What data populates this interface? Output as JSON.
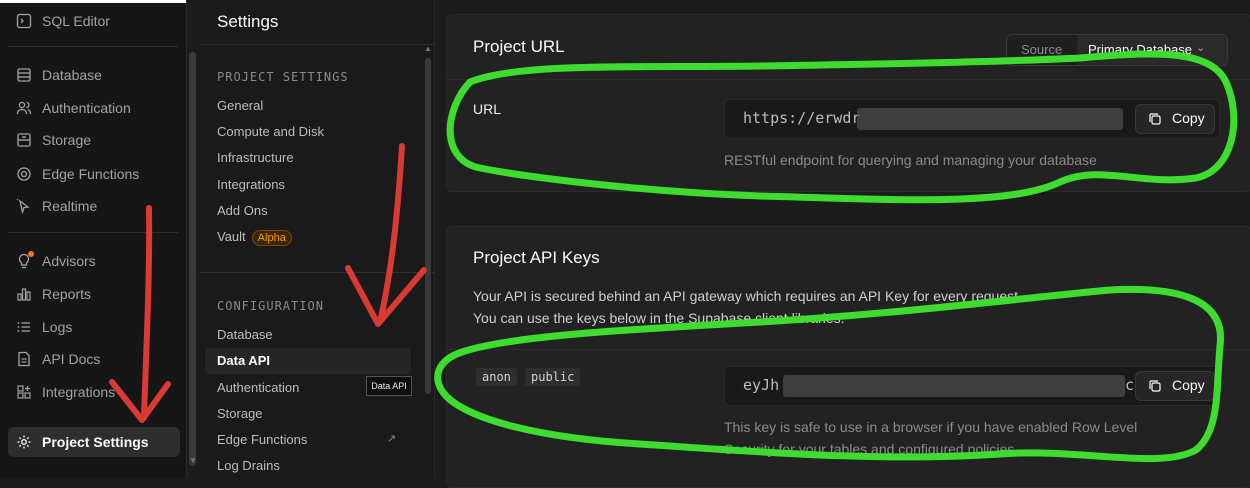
{
  "primary_nav": {
    "items": [
      {
        "label": "SQL Editor",
        "icon": "terminal-icon"
      },
      {
        "label": "Database",
        "icon": "database-icon"
      },
      {
        "label": "Authentication",
        "icon": "users-icon"
      },
      {
        "label": "Storage",
        "icon": "archive-icon"
      },
      {
        "label": "Edge Functions",
        "icon": "edge-functions-icon"
      },
      {
        "label": "Realtime",
        "icon": "cursor-icon"
      },
      {
        "label": "Advisors",
        "icon": "lightbulb-icon"
      },
      {
        "label": "Reports",
        "icon": "bar-chart-icon"
      },
      {
        "label": "Logs",
        "icon": "list-icon"
      },
      {
        "label": "API Docs",
        "icon": "document-icon"
      },
      {
        "label": "Integrations",
        "icon": "grid-plus-icon"
      },
      {
        "label": "Project Settings",
        "icon": "gear-icon",
        "active": true
      }
    ]
  },
  "settings_sidebar": {
    "title": "Settings",
    "project_settings_label": "PROJECT SETTINGS",
    "project_items": [
      "General",
      "Compute and Disk",
      "Infrastructure",
      "Integrations",
      "Add Ons",
      "Vault"
    ],
    "vault_badge": "Alpha",
    "configuration_label": "CONFIGURATION",
    "configuration_items": [
      "Database",
      "Data API",
      "Authentication",
      "Storage",
      "Edge Functions",
      "Log Drains"
    ],
    "active_item": "Data API",
    "tooltip": "Data API"
  },
  "project_url_card": {
    "title": "Project URL",
    "source_label": "Source",
    "source_value": "Primary Database",
    "field_label": "URL",
    "url_visible": "https://erwdr",
    "copy_label": "Copy",
    "help_text": "RESTful endpoint for querying and managing your database"
  },
  "api_keys_card": {
    "title": "Project API Keys",
    "description_line1": "Your API is secured behind an API gateway which requires an API Key for every request.",
    "description_line2": "You can use the keys below in the Supabase client libraries.",
    "tags": [
      "anon",
      "public"
    ],
    "key_visible": "eyJh",
    "key_tail": "c",
    "copy_label": "Copy",
    "help_line1": "This key is safe to use in a browser if you have enabled Row Level",
    "help_line2": "Security for your tables and configured policies."
  },
  "colors": {
    "annotation_green": "#3ddc2f",
    "annotation_red": "#d93a33",
    "alpha_badge": "#f59e0b"
  }
}
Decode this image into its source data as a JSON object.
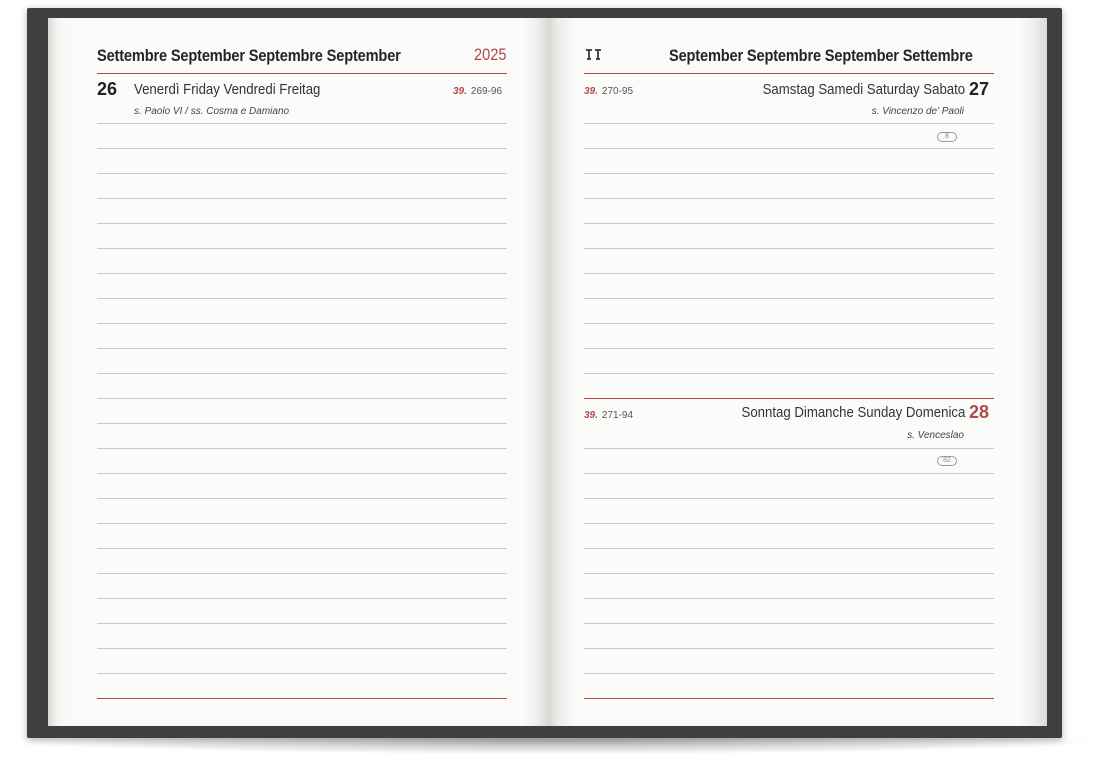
{
  "left_page": {
    "header_title": "Settembre September Septembre September",
    "year": "2025",
    "day_number": "26",
    "day_name": "Venerdì Friday Vendredi Freitag",
    "week_number": "39.",
    "day_code": "269-96",
    "saint": "s. Paolo VI / ss. Cosma e Damiano"
  },
  "right_page": {
    "zodiac_icon": "libra-icon",
    "header_title": "September Septembre September Settembre",
    "day1": {
      "week_number": "39.",
      "day_code": "270-95",
      "day_name": "Samstag Samedi Saturday Sabato",
      "day_number": "27",
      "saint": "s. Vincenzo de' Paoli",
      "moon_badge": "8"
    },
    "day2": {
      "week_number": "39.",
      "day_code": "271-94",
      "day_name": "Sonntag Dimanche Sunday Domenica",
      "day_number": "28",
      "saint": "s. Venceslao",
      "moon_badge": "82"
    }
  },
  "colors": {
    "accent_red": "#b04a48",
    "cover": "#3e3f41"
  }
}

==================================================

• STATED GOAL:
Every line of the material is to be quoted exactly, with no pictures carried over.

• IN RESPONSE:
What data populates this interface? Output as JSON.
{
  "primary_nav": {
    "items": [
      {
        "label": "SQL Editor",
        "icon": "terminal-icon"
      },
      {
        "label": "Database",
        "icon": "database-icon"
      },
      {
        "label": "Authentication",
        "icon": "users-icon"
      },
      {
        "label": "Storage",
        "icon": "archive-icon"
      },
      {
        "label": "Edge Functions",
        "icon": "edge-functions-icon"
      },
      {
        "label": "Realtime",
        "icon": "cursor-icon"
      },
      {
        "label": "Advisors",
        "icon": "lightbulb-icon"
      },
      {
        "label": "Reports",
        "icon": "bar-chart-icon"
      },
      {
        "label": "Logs",
        "icon": "list-icon"
      },
      {
        "label": "API Docs",
        "icon": "document-icon"
      },
      {
        "label": "Integrations",
        "icon": "grid-plus-icon"
      },
      {
        "label": "Project Settings",
        "icon": "gear-icon",
        "active": true
      }
    ]
  },
  "settings_sidebar": {
    "title": "Settings",
    "project_settings_label": "PROJECT SETTINGS",
    "project_items": [
      "General",
      "Compute and Disk",
      "Infrastructure",
      "Integrations",
      "Add Ons",
      "Vault"
    ],
    "vault_badge": "Alpha",
    "configuration_label": "CONFIGURATION",
    "configuration_items": [
      "Database",
      "Data API",
      "Authentication",
      "Storage",
      "Edge Functions",
      "Log Drains"
    ],
    "active_item": "Data API",
    "tooltip": "Data API"
  },
  "project_url_card": {
    "title": "Project URL",
    "source_label": "Source",
    "source_value": "Primary Database",
    "field_label": "URL",
    "url_visible": "https://erwdr",
    "copy_label": "Copy",
    "help_text": "RESTful endpoint for querying and managing your database"
  },
  "api_keys_card": {
    "title": "Project API Keys",
    "description_line1": "Your API is secured behind an API gateway which requires an API Key for every request.",
    "description_line2": "You can use the keys below in the Supabase client libraries.",
    "tags": [
      "anon",
      "public"
    ],
    "key_visible": "eyJh",
    "key_tail": "c",
    "copy_label": "Copy",
    "help_line1": "This key is safe to use in a browser if you have enabled Row Level",
    "help_line2": "Security for your tables and configured policies."
  },
  "colors": {
    "annotation_green": "#3ddc2f",
    "annotation_red": "#d93a33",
    "alpha_badge": "#f59e0b"
  }
}
Decode this image into its source data as a JSON object.
{
  "left_page": {
    "header_title": "Settembre September Septembre September",
    "year": "2025",
    "day_number": "26",
    "day_name": "Venerdì Friday Vendredi Freitag",
    "week_number": "39.",
    "day_code": "269-96",
    "saint": "s. Paolo VI / ss. Cosma e Damiano"
  },
  "right_page": {
    "zodiac_icon": "libra-icon",
    "header_title": "September Septembre September Settembre",
    "day1": {
      "week_number": "39.",
      "day_code": "270-95",
      "day_name": "Samstag Samedi Saturday Sabato",
      "day_number": "27",
      "saint": "s. Vincenzo de' Paoli",
      "moon_badge": "8"
    },
    "day2": {
      "week_number": "39.",
      "day_code": "271-94",
      "day_name": "Sonntag Dimanche Sunday Domenica",
      "day_number": "28",
      "saint": "s. Venceslao",
      "moon_badge": "82"
    }
  },
  "colors": {
    "accent_red": "#b04a48",
    "cover": "#3e3f41"
  }
}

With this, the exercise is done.